*Aim*
Keep only the lines of the listing that include the word "alternating", and copy them.

*Records to process*
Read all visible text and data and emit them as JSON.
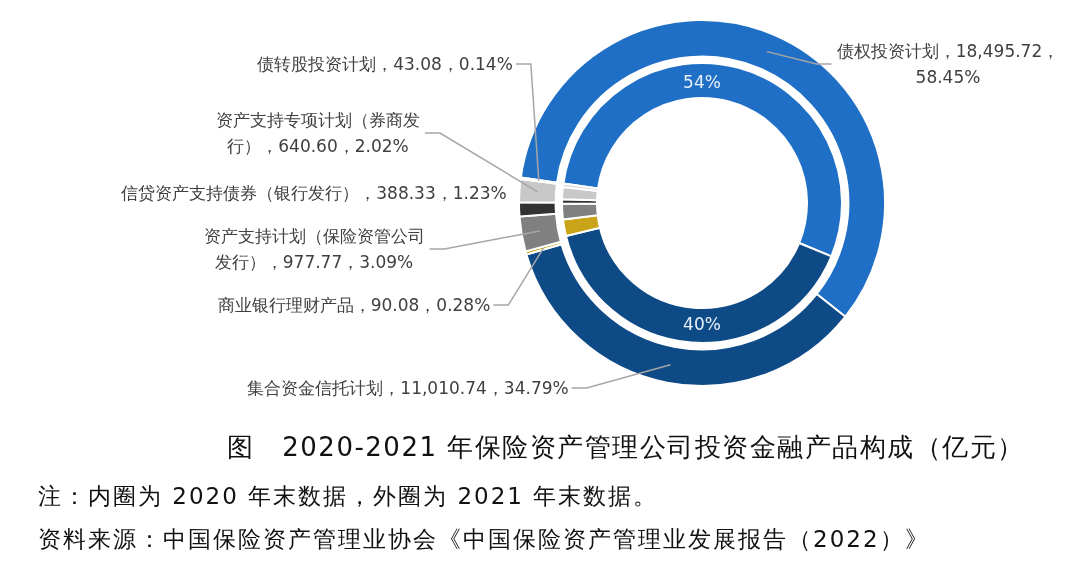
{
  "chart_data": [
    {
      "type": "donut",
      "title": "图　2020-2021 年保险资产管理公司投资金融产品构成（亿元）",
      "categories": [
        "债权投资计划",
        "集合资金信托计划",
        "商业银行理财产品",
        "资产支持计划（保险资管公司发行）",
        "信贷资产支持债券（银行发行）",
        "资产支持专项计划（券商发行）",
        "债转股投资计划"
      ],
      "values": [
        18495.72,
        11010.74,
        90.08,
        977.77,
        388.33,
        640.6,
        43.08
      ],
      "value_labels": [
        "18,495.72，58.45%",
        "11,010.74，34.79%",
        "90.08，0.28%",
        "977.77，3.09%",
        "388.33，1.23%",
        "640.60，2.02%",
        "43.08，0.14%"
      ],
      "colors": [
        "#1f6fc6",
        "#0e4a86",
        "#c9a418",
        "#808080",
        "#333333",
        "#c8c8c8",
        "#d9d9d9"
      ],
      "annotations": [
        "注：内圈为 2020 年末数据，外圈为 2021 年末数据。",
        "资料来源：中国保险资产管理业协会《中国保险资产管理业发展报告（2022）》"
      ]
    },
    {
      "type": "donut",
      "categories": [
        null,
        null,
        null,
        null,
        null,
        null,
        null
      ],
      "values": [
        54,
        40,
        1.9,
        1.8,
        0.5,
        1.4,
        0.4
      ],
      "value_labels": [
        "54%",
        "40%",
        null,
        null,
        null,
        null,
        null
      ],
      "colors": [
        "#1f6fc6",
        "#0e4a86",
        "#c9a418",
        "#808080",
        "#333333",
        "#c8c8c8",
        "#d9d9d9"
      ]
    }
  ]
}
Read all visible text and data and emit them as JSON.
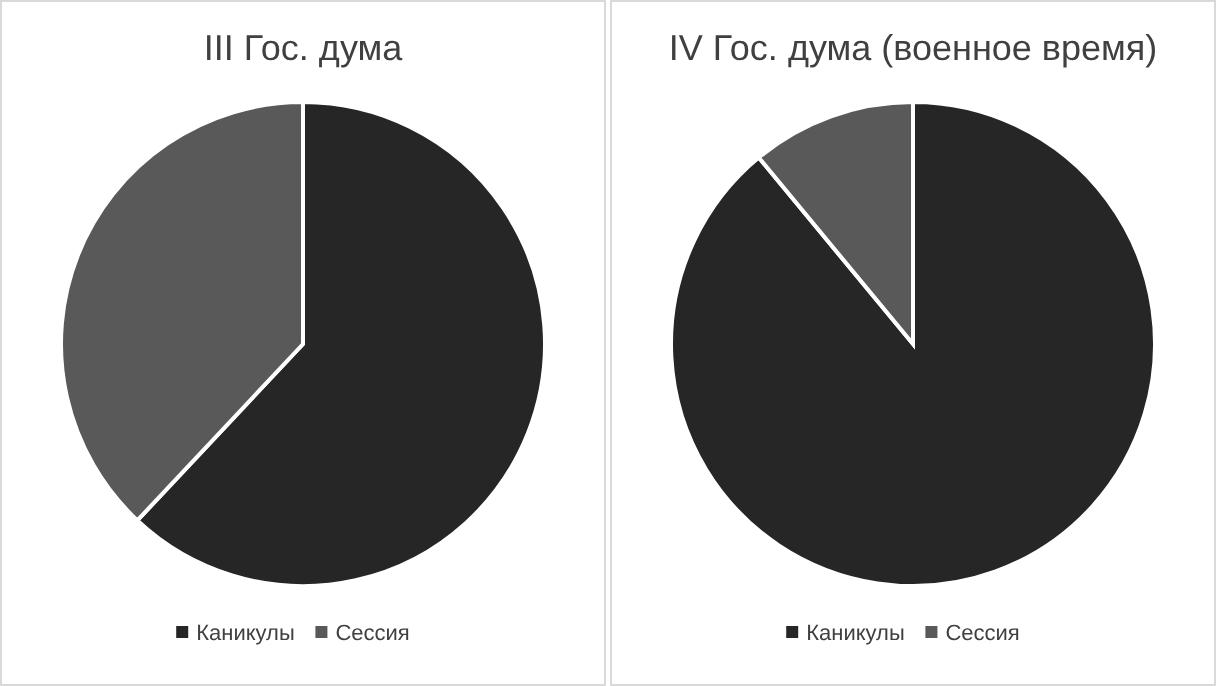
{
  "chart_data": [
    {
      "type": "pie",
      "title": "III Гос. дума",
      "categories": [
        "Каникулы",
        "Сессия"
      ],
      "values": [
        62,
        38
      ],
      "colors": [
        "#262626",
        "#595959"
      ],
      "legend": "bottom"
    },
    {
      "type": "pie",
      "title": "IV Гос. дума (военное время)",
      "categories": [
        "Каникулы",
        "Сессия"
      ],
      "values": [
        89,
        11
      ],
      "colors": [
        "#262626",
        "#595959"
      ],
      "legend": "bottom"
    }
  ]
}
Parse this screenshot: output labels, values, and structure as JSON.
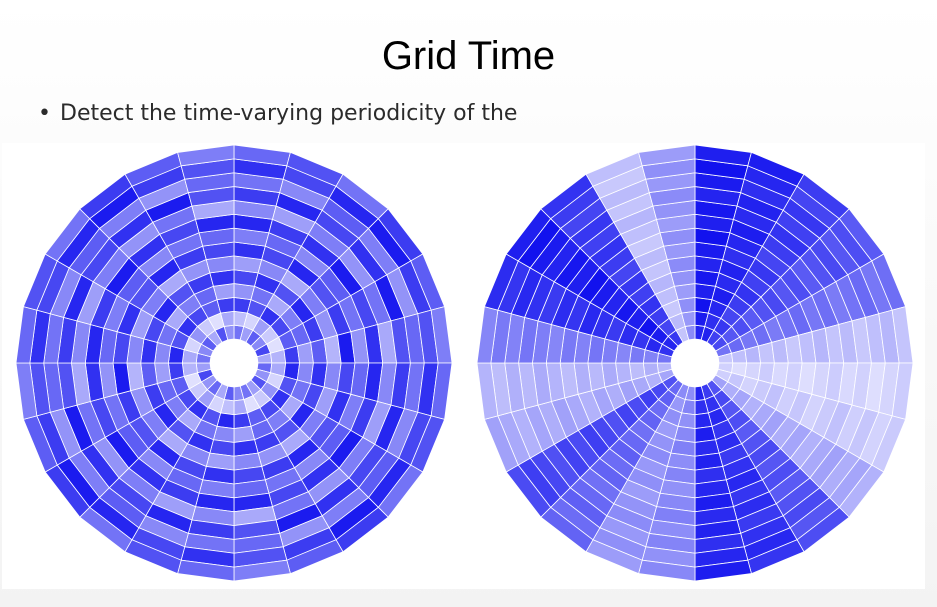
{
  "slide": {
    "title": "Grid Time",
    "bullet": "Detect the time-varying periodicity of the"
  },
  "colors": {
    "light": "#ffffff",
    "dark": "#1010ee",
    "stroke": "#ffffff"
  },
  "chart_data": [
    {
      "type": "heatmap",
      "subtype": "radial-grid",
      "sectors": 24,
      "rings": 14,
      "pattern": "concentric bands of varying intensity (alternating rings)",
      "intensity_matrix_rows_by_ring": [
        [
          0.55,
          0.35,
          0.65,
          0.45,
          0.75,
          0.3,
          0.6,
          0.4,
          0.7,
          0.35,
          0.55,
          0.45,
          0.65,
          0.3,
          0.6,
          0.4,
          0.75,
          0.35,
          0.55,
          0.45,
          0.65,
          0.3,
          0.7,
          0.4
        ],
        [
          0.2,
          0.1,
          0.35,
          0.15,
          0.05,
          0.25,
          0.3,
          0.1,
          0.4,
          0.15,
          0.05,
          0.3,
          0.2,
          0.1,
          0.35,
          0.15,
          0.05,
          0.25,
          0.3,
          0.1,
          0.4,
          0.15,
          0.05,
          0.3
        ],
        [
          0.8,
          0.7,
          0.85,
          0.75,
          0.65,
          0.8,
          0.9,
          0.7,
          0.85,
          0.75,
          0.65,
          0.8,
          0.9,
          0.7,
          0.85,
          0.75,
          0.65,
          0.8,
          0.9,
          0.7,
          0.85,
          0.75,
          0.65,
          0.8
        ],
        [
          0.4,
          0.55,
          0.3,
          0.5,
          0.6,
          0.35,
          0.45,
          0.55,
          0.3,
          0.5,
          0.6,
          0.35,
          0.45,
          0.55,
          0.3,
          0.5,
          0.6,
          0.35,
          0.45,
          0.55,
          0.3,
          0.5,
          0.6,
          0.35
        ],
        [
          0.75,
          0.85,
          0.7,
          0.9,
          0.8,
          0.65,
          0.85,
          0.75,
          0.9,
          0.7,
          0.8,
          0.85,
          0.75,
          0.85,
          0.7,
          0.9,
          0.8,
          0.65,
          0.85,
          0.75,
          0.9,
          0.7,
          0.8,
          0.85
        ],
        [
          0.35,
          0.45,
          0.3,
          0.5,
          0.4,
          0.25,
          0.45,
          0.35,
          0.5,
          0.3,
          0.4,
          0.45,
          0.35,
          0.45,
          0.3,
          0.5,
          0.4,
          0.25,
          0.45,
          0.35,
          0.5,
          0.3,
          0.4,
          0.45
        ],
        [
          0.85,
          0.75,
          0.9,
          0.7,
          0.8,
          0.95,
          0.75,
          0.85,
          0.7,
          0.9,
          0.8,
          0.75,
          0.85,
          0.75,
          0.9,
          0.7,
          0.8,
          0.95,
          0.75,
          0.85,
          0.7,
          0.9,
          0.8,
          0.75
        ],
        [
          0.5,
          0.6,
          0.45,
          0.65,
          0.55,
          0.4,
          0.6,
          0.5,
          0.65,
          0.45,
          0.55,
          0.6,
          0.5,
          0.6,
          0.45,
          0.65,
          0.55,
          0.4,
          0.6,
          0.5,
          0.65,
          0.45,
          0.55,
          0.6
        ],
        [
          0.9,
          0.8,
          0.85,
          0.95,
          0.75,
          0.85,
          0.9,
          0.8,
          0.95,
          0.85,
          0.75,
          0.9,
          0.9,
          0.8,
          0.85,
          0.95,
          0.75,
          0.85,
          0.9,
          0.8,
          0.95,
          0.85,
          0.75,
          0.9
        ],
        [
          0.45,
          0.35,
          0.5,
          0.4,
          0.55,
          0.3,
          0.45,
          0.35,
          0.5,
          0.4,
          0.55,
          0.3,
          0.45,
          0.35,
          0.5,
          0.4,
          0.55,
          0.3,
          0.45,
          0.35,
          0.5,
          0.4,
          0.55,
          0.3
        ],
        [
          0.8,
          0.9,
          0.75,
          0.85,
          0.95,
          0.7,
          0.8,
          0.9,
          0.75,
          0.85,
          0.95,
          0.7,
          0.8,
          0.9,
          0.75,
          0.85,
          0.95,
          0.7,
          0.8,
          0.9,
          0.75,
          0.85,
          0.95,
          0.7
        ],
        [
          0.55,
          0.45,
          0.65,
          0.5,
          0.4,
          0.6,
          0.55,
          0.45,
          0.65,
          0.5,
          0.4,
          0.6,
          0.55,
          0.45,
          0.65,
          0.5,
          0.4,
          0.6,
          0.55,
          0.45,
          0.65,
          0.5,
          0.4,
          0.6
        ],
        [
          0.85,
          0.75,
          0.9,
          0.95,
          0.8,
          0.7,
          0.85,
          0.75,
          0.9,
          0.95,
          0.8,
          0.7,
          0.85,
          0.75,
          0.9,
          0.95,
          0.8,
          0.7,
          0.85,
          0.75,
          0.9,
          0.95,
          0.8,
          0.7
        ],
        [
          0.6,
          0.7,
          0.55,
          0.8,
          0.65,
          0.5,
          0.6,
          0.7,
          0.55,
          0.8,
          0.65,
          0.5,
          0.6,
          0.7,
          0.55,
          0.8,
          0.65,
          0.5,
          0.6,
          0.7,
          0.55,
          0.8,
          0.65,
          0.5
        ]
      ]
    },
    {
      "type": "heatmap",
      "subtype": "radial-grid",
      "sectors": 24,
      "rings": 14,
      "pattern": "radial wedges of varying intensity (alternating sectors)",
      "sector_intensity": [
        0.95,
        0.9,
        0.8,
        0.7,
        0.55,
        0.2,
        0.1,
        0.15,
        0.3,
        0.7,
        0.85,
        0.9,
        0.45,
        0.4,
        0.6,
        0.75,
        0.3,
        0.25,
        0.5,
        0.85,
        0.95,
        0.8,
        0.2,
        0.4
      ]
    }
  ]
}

*Written answer*
      "pattern": "concentric bands of varying intensity (alternating rings)",
      "pattern": "radial wedges of varying intensity (alternating sectors)",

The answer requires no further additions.